→ **Passage given**:
##############################
I Moved Back In With My Parents, And I’m Not Ashamed

Please, I beg of you, stop calling us lazy. We are quietly burrowing our way out of the deep ruts the recession carved into our economy.

After living independently for the past 11 years, I didn’t imagine moving to my parents’ basement as part of my dream trajectory.

As a little girl writing page after page in my unicorn and rainbow adorned diary, I vowed that I would leave my hometown of Bismarck, North Dakota, to become a writer in New York City. Although I decided New York City was not for me, I left home to live in Fargo and Portland until I recently migrated back.

My story is only one of the 22 million stories of young adults like me who have temporarily moved back in with their parents. Before I delve into the details of my individual situation, I must zoom out and look at the overall picture, the proverbial loom of this Boomerang Generation phenomenon.

At the peak of the recession from 2011 to 2014, many publications reported on members of the Millennial Generation who returned home after living independently, dubbing us the “Boomerang Generation.” Some members from other generations painted some rather unflattering profiles of us as indicated by article titles such as “5 Steps to Survive Your Adult Child’s Return Home,” via the Huffington Post, “How to Stay Sane When Adult Children Move Back Home,” in Forbes Finance, “It’s Official, the Boomerang Kids Won’t Leave,” courtesy the New York Times Magazine, and “The Price You Pay When Adult Children Move Back Home,” thanks to Fox Business.

These articles implied that members of my generation are lazy, entitled, financial and emotional burdens to our parents, and acquired massive student loan debt because of frivolous degrees in the arts and humanities that critics state do not teach practical career skills that provide stability. They perpetuated the stigma about moving home, attributing this Boomerang trend to individual failures and character flaws, rather than examining the complex economic, cultural, and educational factors that contributed to this trend. The Pew Research Center extensively studied this phenomenon in 2012, citing declining employment, rising college enrollment, declining marriage rates, high student loan debt, and high rent.
##############################
→ **Raw records**:
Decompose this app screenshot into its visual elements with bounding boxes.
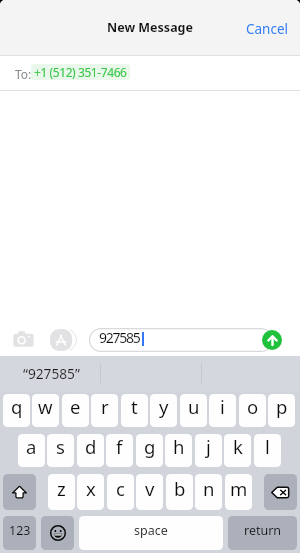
- staticText: o: [247, 394, 259, 419]
- button[interactable]: 123: [3, 516, 36, 550]
- button[interactable]: g: [136, 434, 163, 467]
- staticText: j: [206, 434, 211, 459]
- button[interactable]: w: [32, 394, 59, 427]
- button[interactable]: d: [77, 434, 104, 467]
- staticText: p: [276, 394, 288, 419]
- staticText: m: [230, 476, 248, 501]
- staticText: z: [57, 476, 66, 501]
- button[interactable]: Emoji: [41, 516, 74, 550]
- staticText: r: [101, 394, 109, 419]
- button[interactable]: t: [121, 394, 148, 427]
- staticText: f: [116, 434, 123, 459]
- staticText: e: [70, 394, 81, 419]
- button[interactable]: x: [77, 474, 104, 510]
- button[interactable]: z: [48, 474, 75, 510]
- staticText: k: [233, 434, 243, 459]
- button[interactable]: s: [47, 434, 74, 467]
- button[interactable]: u: [180, 394, 207, 427]
- button[interactable]: Shift: [3, 474, 36, 510]
- staticText: i: [220, 394, 225, 419]
- button[interactable]: i: [209, 394, 236, 427]
- button[interactable]: f: [106, 434, 133, 467]
- staticText: 927585: [99, 328, 140, 347]
- button[interactable]: Backspace: [264, 474, 297, 510]
- staticText: +1 (512) 351-7466: [34, 64, 127, 80]
- button[interactable]: h: [165, 434, 192, 467]
- staticText: y: [159, 394, 169, 419]
- staticText: s: [56, 434, 65, 459]
- staticText: h: [173, 434, 185, 459]
- button[interactable]: Send: [262, 330, 282, 350]
- staticText: l: [265, 434, 270, 459]
- button[interactable]: o: [239, 394, 266, 427]
- staticText: t: [131, 394, 138, 419]
- staticText: x: [86, 476, 96, 501]
- staticText: b: [174, 476, 186, 501]
- button[interactable]: l: [254, 434, 281, 467]
- button[interactable]: Apps: [50, 327, 76, 353]
- staticText: g: [144, 434, 156, 459]
- button[interactable]: y: [150, 394, 177, 427]
- staticText: d: [85, 434, 97, 459]
- button[interactable]: Cancel: [234, 14, 300, 42]
- staticText: “927585”: [23, 364, 80, 383]
- staticText: w: [38, 394, 53, 419]
- staticText: q: [11, 394, 23, 419]
- staticText: return: [244, 522, 282, 539]
- button[interactable]: j: [195, 434, 222, 467]
- button[interactable]: e: [62, 394, 89, 427]
- staticText: To:: [15, 66, 32, 82]
- button[interactable]: p: [268, 394, 295, 427]
- button[interactable]: n: [195, 474, 222, 510]
- button[interactable]: r: [91, 394, 118, 427]
- button[interactable]: return: [228, 516, 297, 550]
- button[interactable]: c: [107, 474, 134, 510]
- button[interactable]: q: [3, 394, 30, 427]
- staticText: n: [203, 476, 215, 501]
- staticText: Cancel: [246, 20, 289, 38]
- staticText: c: [116, 476, 125, 501]
- button[interactable]: a: [18, 434, 45, 467]
- button[interactable]: v: [136, 474, 163, 510]
- button[interactable]: b: [166, 474, 193, 510]
- button[interactable]: space: [79, 516, 223, 550]
- staticText: space: [134, 522, 168, 539]
- button[interactable]: 927585: [89, 328, 273, 352]
- button[interactable]: k: [224, 434, 251, 467]
- staticText: a: [26, 434, 37, 459]
- staticText: 123: [9, 522, 31, 539]
- staticText: v: [145, 476, 155, 501]
- button[interactable]: m: [225, 474, 252, 510]
- staticText: u: [188, 394, 200, 419]
- button[interactable]: Take photo: [11, 326, 36, 351]
- staticText: New Message: [107, 19, 193, 36]
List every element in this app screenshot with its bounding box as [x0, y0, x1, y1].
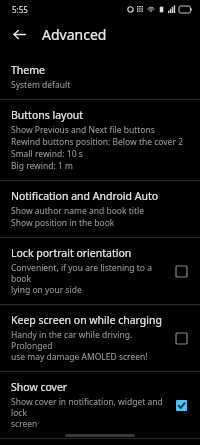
staticText: Rewind buttons position: Below the cover…	[11, 136, 183, 148]
button[interactable]: Back	[4, 19, 34, 49]
button[interactable]: Theme	[0, 55, 200, 99]
button[interactable]: Buttons layout	[0, 100, 200, 180]
button[interactable]: Notification and Android Auto	[0, 181, 200, 237]
staticText: Show Previous and Next file buttons	[11, 124, 155, 136]
staticText: Show cover in notification, widget and l…	[11, 396, 164, 418]
staticText: use may damage AMOLED screen!	[11, 351, 148, 363]
button[interactable]: Lock portrait orientation	[170, 260, 192, 282]
staticText: lying on your side	[11, 284, 82, 296]
button[interactable]: Show cover	[170, 394, 192, 416]
staticText: Keep screen on while charging	[11, 313, 162, 327]
staticText: screen	[11, 418, 38, 430]
button[interactable]: Show cover	[0, 372, 200, 438]
staticText: 5:55	[12, 4, 28, 15]
staticText: Show position in the book	[11, 217, 115, 229]
staticText: Handy in the car while driving. Prolonge…	[11, 329, 164, 351]
staticText: Advanced	[42, 25, 107, 44]
button[interactable]: Keep screen on while charging	[170, 327, 192, 349]
staticText: Show author name and book title	[11, 205, 145, 217]
staticText: Big rewind: 1 m	[11, 160, 73, 172]
staticText: Convenient, if you are listening to a bo…	[11, 262, 164, 284]
staticText: Lock portrait orientation	[11, 246, 132, 260]
staticText: Notification and Android Auto	[11, 189, 159, 203]
staticText: Small rewind: 10 s	[11, 148, 83, 160]
staticText: Theme	[11, 63, 45, 77]
staticText: System default	[11, 79, 71, 91]
button[interactable]: Keep screen on while charging	[0, 305, 200, 371]
staticText: Buttons layout	[11, 108, 84, 122]
button[interactable]: Lock portrait orientation	[0, 238, 200, 304]
staticText: Show cover	[11, 380, 68, 394]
##############################
→ **Exercise set**:
A: According to the essay, which organization extensively studied the Boomerang Generation phenomenon in 2012?
B: Please print the stretch of the essay from "My story is" through "Boomerang Generation phenomenon.".
C: List the factors that the Pew Research Center cited, as reported in the essay.
The entries have no connection to the essay.

→ **Task-by-task answers**:
A: The Pew Research Center.

B:
My story is only one of the 22 million stories of young adults like me who have temporarily moved back in with their parents. Before I delve into the details of my individual situation, I must zoom out and look at the overall picture, the proverbial loom of this Boomerang Generation phenomenon.

C:
- Declining employment
- Rising college enrollment
- Declining marriage rates
- High student loan debt
- High rent